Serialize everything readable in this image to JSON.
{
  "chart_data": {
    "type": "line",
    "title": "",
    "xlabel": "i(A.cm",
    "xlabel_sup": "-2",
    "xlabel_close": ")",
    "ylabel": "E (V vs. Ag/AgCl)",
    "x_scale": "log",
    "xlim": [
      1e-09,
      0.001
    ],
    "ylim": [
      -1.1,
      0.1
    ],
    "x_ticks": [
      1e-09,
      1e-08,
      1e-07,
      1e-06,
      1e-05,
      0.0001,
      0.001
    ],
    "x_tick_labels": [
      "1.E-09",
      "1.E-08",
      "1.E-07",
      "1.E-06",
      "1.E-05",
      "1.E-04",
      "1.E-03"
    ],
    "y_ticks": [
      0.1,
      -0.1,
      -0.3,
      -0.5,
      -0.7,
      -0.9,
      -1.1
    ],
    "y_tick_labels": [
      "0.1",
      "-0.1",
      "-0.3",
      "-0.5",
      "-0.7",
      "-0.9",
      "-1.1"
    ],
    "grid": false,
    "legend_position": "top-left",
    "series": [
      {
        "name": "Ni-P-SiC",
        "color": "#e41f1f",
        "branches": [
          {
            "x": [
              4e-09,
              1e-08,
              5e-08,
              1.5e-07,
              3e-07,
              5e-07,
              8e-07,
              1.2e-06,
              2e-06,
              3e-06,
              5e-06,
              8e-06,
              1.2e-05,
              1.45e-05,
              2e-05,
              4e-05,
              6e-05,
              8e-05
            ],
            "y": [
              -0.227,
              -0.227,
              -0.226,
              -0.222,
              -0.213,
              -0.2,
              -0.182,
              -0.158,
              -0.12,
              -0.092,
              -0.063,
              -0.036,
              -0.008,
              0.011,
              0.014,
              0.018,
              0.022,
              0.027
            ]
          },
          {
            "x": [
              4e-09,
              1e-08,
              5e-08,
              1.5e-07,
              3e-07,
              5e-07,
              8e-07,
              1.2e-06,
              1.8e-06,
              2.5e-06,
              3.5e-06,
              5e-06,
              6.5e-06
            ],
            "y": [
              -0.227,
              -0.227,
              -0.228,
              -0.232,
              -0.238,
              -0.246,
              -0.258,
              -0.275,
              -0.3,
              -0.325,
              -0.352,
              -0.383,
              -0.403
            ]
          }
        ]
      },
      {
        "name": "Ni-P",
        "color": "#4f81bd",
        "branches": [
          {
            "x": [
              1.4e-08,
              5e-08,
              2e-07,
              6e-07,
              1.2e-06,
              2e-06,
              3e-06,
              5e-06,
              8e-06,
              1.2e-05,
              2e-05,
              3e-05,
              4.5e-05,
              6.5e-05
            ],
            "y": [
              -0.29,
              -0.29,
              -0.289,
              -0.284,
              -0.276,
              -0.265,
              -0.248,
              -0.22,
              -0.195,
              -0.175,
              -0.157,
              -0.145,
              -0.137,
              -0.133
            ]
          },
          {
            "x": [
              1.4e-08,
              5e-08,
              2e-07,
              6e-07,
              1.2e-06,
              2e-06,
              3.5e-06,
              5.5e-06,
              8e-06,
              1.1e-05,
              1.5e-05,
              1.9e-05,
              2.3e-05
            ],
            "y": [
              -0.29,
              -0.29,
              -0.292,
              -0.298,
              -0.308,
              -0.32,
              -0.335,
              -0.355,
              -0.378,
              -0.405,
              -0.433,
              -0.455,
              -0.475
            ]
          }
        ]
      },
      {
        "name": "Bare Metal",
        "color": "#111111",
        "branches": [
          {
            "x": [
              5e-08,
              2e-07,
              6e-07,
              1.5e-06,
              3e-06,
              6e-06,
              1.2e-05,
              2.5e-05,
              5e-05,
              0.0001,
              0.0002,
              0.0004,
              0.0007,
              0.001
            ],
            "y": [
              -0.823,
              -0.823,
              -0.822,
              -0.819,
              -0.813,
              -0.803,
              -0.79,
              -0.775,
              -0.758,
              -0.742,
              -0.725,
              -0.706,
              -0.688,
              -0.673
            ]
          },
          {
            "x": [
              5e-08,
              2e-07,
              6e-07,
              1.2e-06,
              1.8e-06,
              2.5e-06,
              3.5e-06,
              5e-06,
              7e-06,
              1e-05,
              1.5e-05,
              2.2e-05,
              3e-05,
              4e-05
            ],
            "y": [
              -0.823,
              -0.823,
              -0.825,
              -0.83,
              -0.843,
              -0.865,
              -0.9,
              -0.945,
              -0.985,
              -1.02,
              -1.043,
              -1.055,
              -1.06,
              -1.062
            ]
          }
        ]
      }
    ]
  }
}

### TASK BRIEF
Copy down the whole of the data above, matching it exactly.

### ANSWER FOR THE TASK
Serialize everything readable in this image to JSON.
{
  "chart_data": {
    "type": "line",
    "title": "",
    "xlabel": "i(A.cm",
    "xlabel_sup": "-2",
    "xlabel_close": ")",
    "ylabel": "E (V vs. Ag/AgCl)",
    "x_scale": "log",
    "xlim": [
      1e-09,
      0.001
    ],
    "ylim": [
      -1.1,
      0.1
    ],
    "x_ticks": [
      1e-09,
      1e-08,
      1e-07,
      1e-06,
      1e-05,
      0.0001,
      0.001
    ],
    "x_tick_labels": [
      "1.E-09",
      "1.E-08",
      "1.E-07",
      "1.E-06",
      "1.E-05",
      "1.E-04",
      "1.E-03"
    ],
    "y_ticks": [
      0.1,
      -0.1,
      -0.3,
      -0.5,
      -0.7,
      -0.9,
      -1.1
    ],
    "y_tick_labels": [
      "0.1",
      "-0.1",
      "-0.3",
      "-0.5",
      "-0.7",
      "-0.9",
      "-1.1"
    ],
    "grid": false,
    "legend_position": "top-left",
    "series": [
      {
        "name": "Ni-P-SiC",
        "color": "#e41f1f",
        "branches": [
          {
            "x": [
              4e-09,
              1e-08,
              5e-08,
              1.5e-07,
              3e-07,
              5e-07,
              8e-07,
              1.2e-06,
              2e-06,
              3e-06,
              5e-06,
              8e-06,
              1.2e-05,
              1.45e-05,
              2e-05,
              4e-05,
              6e-05,
              8e-05
            ],
            "y": [
              -0.227,
              -0.227,
              -0.226,
              -0.222,
              -0.213,
              -0.2,
              -0.182,
              -0.158,
              -0.12,
              -0.092,
              -0.063,
              -0.036,
              -0.008,
              0.011,
              0.014,
              0.018,
              0.022,
              0.027
            ]
          },
          {
            "x": [
              4e-09,
              1e-08,
              5e-08,
              1.5e-07,
              3e-07,
              5e-07,
              8e-07,
              1.2e-06,
              1.8e-06,
              2.5e-06,
              3.5e-06,
              5e-06,
              6.5e-06
            ],
            "y": [
              -0.227,
              -0.227,
              -0.228,
              -0.232,
              -0.238,
              -0.246,
              -0.258,
              -0.275,
              -0.3,
              -0.325,
              -0.352,
              -0.383,
              -0.403
            ]
          }
        ]
      },
      {
        "name": "Ni-P",
        "color": "#4f81bd",
        "branches": [
          {
            "x": [
              1.4e-08,
              5e-08,
              2e-07,
              6e-07,
              1.2e-06,
              2e-06,
              3e-06,
              5e-06,
              8e-06,
              1.2e-05,
              2e-05,
              3e-05,
              4.5e-05,
              6.5e-05
            ],
            "y": [
              -0.29,
              -0.29,
              -0.289,
              -0.284,
              -0.276,
              -0.265,
              -0.248,
              -0.22,
              -0.195,
              -0.175,
              -0.157,
              -0.145,
              -0.137,
              -0.133
            ]
          },
          {
            "x": [
              1.4e-08,
              5e-08,
              2e-07,
              6e-07,
              1.2e-06,
              2e-06,
              3.5e-06,
              5.5e-06,
              8e-06,
              1.1e-05,
              1.5e-05,
              1.9e-05,
              2.3e-05
            ],
            "y": [
              -0.29,
              -0.29,
              -0.292,
              -0.298,
              -0.308,
              -0.32,
              -0.335,
              -0.355,
              -0.378,
              -0.405,
              -0.433,
              -0.455,
              -0.475
            ]
          }
        ]
      },
      {
        "name": "Bare Metal",
        "color": "#111111",
        "branches": [
          {
            "x": [
              5e-08,
              2e-07,
              6e-07,
              1.5e-06,
              3e-06,
              6e-06,
              1.2e-05,
              2.5e-05,
              5e-05,
              0.0001,
              0.0002,
              0.0004,
              0.0007,
              0.001
            ],
            "y": [
              -0.823,
              -0.823,
              -0.822,
              -0.819,
              -0.813,
              -0.803,
              -0.79,
              -0.775,
              -0.758,
              -0.742,
              -0.725,
              -0.706,
              -0.688,
              -0.673
            ]
          },
          {
            "x": [
              5e-08,
              2e-07,
              6e-07,
              1.2e-06,
              1.8e-06,
              2.5e-06,
              3.5e-06,
              5e-06,
              7e-06,
              1e-05,
              1.5e-05,
              2.2e-05,
              3e-05,
              4e-05
            ],
            "y": [
              -0.823,
              -0.823,
              -0.825,
              -0.83,
              -0.843,
              -0.865,
              -0.9,
              -0.945,
              -0.985,
              -1.02,
              -1.043,
              -1.055,
              -1.06,
              -1.062
            ]
          }
        ]
      }
    ]
  }
}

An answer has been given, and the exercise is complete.